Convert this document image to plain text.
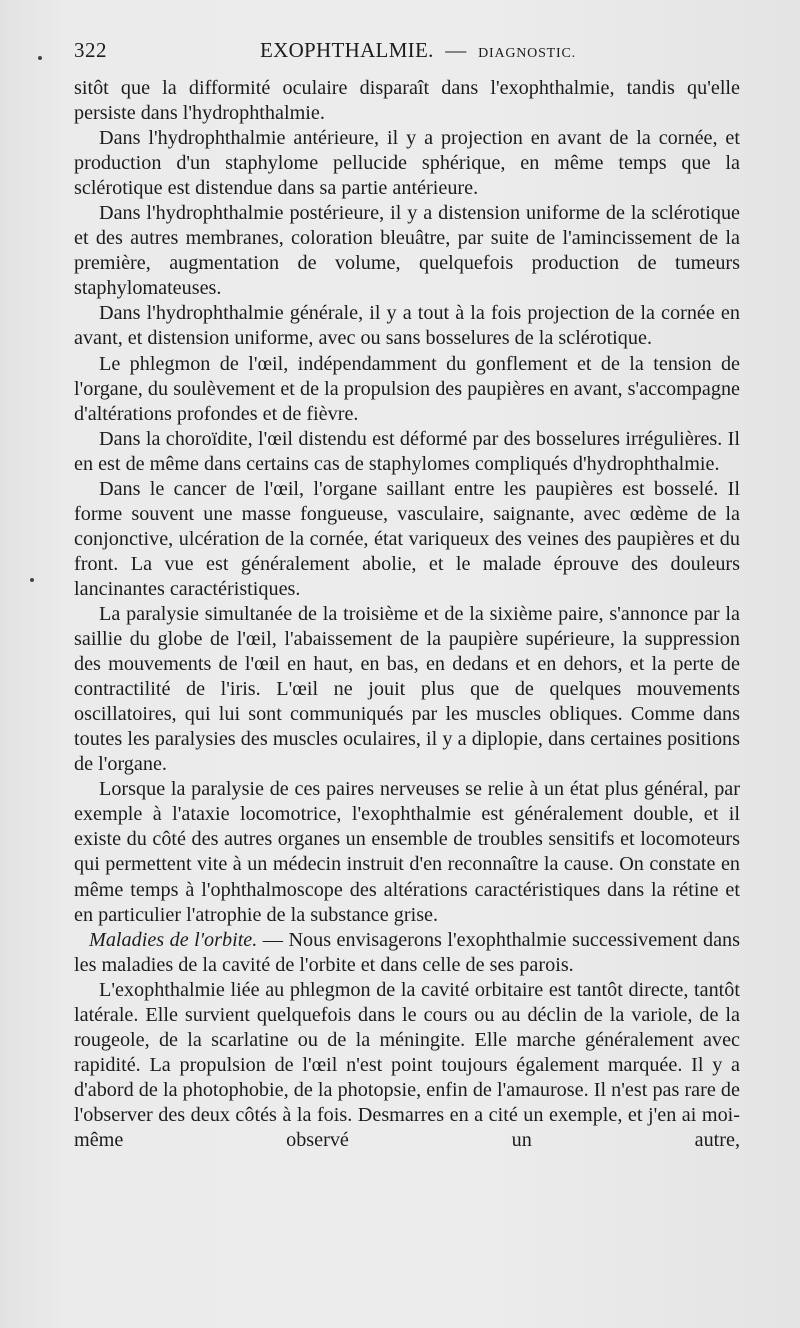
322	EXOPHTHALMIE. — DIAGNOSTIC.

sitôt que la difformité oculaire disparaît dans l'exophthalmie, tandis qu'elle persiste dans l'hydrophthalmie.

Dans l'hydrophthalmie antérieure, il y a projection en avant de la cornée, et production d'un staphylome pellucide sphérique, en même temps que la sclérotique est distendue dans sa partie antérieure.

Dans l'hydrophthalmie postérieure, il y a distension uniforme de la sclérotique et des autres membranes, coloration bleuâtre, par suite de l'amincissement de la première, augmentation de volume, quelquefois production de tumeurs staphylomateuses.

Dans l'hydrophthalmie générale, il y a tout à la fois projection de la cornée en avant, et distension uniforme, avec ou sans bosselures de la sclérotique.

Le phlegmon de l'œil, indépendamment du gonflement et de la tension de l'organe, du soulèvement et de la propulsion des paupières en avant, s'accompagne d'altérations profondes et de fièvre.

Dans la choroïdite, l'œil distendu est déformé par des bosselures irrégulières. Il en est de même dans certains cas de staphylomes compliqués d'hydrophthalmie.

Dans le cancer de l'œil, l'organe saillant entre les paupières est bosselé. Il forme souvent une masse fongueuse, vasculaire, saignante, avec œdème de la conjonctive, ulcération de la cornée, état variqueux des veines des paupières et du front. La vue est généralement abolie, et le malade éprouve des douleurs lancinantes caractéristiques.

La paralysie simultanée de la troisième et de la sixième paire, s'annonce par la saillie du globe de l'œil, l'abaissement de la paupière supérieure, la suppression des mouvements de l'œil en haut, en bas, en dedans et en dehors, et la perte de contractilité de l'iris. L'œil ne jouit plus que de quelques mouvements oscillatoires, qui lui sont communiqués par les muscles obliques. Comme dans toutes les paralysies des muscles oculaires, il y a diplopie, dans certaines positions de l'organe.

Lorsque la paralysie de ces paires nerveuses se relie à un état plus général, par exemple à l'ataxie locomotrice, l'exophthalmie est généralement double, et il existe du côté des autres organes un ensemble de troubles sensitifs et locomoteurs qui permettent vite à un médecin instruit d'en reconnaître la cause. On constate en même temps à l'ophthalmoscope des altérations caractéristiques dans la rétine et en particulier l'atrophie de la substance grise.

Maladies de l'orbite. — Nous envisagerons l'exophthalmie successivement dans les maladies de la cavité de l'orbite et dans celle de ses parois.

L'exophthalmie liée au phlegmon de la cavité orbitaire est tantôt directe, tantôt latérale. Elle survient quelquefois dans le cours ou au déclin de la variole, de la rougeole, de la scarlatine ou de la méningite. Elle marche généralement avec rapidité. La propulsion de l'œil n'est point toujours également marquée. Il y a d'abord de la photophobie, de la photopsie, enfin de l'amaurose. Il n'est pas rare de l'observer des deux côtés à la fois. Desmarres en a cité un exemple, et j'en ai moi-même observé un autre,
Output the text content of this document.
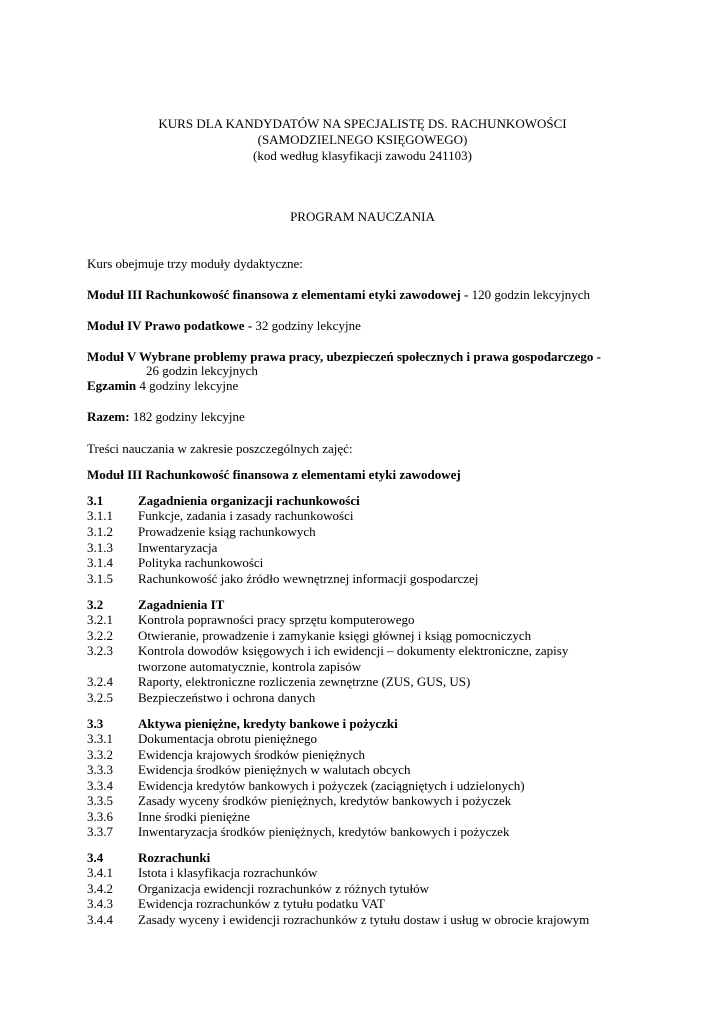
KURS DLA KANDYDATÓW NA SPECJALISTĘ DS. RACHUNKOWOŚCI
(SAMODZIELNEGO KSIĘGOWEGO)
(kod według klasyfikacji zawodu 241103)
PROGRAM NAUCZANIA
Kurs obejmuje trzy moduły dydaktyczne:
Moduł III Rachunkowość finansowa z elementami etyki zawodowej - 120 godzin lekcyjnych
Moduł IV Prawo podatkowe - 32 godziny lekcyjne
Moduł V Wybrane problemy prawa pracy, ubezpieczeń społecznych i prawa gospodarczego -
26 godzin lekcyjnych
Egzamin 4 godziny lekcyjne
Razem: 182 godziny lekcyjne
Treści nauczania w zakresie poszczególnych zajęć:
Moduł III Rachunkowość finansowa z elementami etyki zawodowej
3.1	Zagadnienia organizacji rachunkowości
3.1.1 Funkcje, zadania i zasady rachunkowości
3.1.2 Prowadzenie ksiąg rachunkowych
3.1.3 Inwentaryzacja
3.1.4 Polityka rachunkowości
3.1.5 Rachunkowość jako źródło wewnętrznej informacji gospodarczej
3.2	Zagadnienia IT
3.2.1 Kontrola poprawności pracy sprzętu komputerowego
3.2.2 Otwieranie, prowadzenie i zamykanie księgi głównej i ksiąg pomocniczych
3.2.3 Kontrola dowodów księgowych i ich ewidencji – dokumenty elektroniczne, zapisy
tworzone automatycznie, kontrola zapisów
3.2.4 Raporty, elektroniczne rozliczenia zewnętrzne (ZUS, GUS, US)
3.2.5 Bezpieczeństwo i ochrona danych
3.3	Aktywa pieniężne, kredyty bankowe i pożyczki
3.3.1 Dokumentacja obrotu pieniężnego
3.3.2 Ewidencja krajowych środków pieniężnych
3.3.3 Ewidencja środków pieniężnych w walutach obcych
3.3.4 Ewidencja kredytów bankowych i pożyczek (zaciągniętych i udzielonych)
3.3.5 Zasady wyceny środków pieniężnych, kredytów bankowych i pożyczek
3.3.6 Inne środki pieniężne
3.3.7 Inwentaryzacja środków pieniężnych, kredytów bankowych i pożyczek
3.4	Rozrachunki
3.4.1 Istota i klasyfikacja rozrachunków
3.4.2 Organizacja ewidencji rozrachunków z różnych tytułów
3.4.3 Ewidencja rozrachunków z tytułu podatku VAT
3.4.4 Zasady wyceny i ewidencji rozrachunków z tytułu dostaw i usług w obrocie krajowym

-*-

### [Directions for this task]
Each entry gets copied exactly; the pictures stay out.

### [The result]
Convert this document image to plain text.
322	EXOPHTHALMIE. — DIAGNOSTIC.

sitôt que la difformité oculaire disparaît dans l'exophthalmie, tandis qu'elle persiste dans l'hydrophthalmie.

Dans l'hydrophthalmie antérieure, il y a projection en avant de la cornée, et production d'un staphylome pellucide sphérique, en même temps que la sclérotique est distendue dans sa partie antérieure.

Dans l'hydrophthalmie postérieure, il y a distension uniforme de la sclérotique et des autres membranes, coloration bleuâtre, par suite de l'amincissement de la première, augmentation de volume, quelquefois production de tumeurs staphylomateuses.

Dans l'hydrophthalmie générale, il y a tout à la fois projection de la cornée en avant, et distension uniforme, avec ou sans bosselures de la sclérotique.

Le phlegmon de l'œil, indépendamment du gonflement et de la tension de l'organe, du soulèvement et de la propulsion des paupières en avant, s'accompagne d'altérations profondes et de fièvre.

Dans la choroïdite, l'œil distendu est déformé par des bosselures irrégulières. Il en est de même dans certains cas de staphylomes compliqués d'hydrophthalmie.

Dans le cancer de l'œil, l'organe saillant entre les paupières est bosselé. Il forme souvent une masse fongueuse, vasculaire, saignante, avec œdème de la conjonctive, ulcération de la cornée, état variqueux des veines des paupières et du front. La vue est généralement abolie, et le malade éprouve des douleurs lancinantes caractéristiques.

La paralysie simultanée de la troisième et de la sixième paire, s'annonce par la saillie du globe de l'œil, l'abaissement de la paupière supérieure, la suppression des mouvements de l'œil en haut, en bas, en dedans et en dehors, et la perte de contractilité de l'iris. L'œil ne jouit plus que de quelques mouvements oscillatoires, qui lui sont communiqués par les muscles obliques. Comme dans toutes les paralysies des muscles oculaires, il y a diplopie, dans certaines positions de l'organe.

Lorsque la paralysie de ces paires nerveuses se relie à un état plus général, par exemple à l'ataxie locomotrice, l'exophthalmie est généralement double, et il existe du côté des autres organes un ensemble de troubles sensitifs et locomoteurs qui permettent vite à un médecin instruit d'en reconnaître la cause. On constate en même temps à l'ophthalmoscope des altérations caractéristiques dans la rétine et en particulier l'atrophie de la substance grise.

Maladies de l'orbite. — Nous envisagerons l'exophthalmie successivement dans les maladies de la cavité de l'orbite et dans celle de ses parois.

L'exophthalmie liée au phlegmon de la cavité orbitaire est tantôt directe, tantôt latérale. Elle survient quelquefois dans le cours ou au déclin de la variole, de la rougeole, de la scarlatine ou de la méningite. Elle marche généralement avec rapidité. La propulsion de l'œil n'est point toujours également marquée. Il y a d'abord de la photophobie, de la photopsie, enfin de l'amaurose. Il n'est pas rare de l'observer des deux côtés à la fois. Desmarres en a cité un exemple, et j'en ai moi-même observé un autre,
Output the text content of this document.
KURS DLA KANDYDATÓW NA SPECJALISTĘ DS. RACHUNKOWOŚCI
(SAMODZIELNEGO KSIĘGOWEGO)
(kod według klasyfikacji zawodu 241103)
PROGRAM NAUCZANIA
Kurs obejmuje trzy moduły dydaktyczne:
Moduł III Rachunkowość finansowa z elementami etyki zawodowej - 120 godzin lekcyjnych
Moduł IV Prawo podatkowe - 32 godziny lekcyjne
Moduł V Wybrane problemy prawa pracy, ubezpieczeń społecznych i prawa gospodarczego -
26 godzin lekcyjnych
Egzamin 4 godziny lekcyjne
Razem: 182 godziny lekcyjne
Treści nauczania w zakresie poszczególnych zajęć:
Moduł III Rachunkowość finansowa z elementami etyki zawodowej
3.1	Zagadnienia organizacji rachunkowości
3.1.1 Funkcje, zadania i zasady rachunkowości
3.1.2 Prowadzenie ksiąg rachunkowych
3.1.3 Inwentaryzacja
3.1.4 Polityka rachunkowości
3.1.5 Rachunkowość jako źródło wewnętrznej informacji gospodarczej
3.2	Zagadnienia IT
3.2.1 Kontrola poprawności pracy sprzętu komputerowego
3.2.2 Otwieranie, prowadzenie i zamykanie księgi głównej i ksiąg pomocniczych
3.2.3 Kontrola dowodów księgowych i ich ewidencji – dokumenty elektroniczne, zapisy
tworzone automatycznie, kontrola zapisów
3.2.4 Raporty, elektroniczne rozliczenia zewnętrzne (ZUS, GUS, US)
3.2.5 Bezpieczeństwo i ochrona danych
3.3	Aktywa pieniężne, kredyty bankowe i pożyczki
3.3.1 Dokumentacja obrotu pieniężnego
3.3.2 Ewidencja krajowych środków pieniężnych
3.3.3 Ewidencja środków pieniężnych w walutach obcych
3.3.4 Ewidencja kredytów bankowych i pożyczek (zaciągniętych i udzielonych)
3.3.5 Zasady wyceny środków pieniężnych, kredytów bankowych i pożyczek
3.3.6 Inne środki pieniężne
3.3.7 Inwentaryzacja środków pieniężnych, kredytów bankowych i pożyczek
3.4	Rozrachunki
3.4.1 Istota i klasyfikacja rozrachunków
3.4.2 Organizacja ewidencji rozrachunków z różnych tytułów
3.4.3 Ewidencja rozrachunków z tytułu podatku VAT
3.4.4 Zasady wyceny i ewidencji rozrachunków z tytułu dostaw i usług w obrocie krajowym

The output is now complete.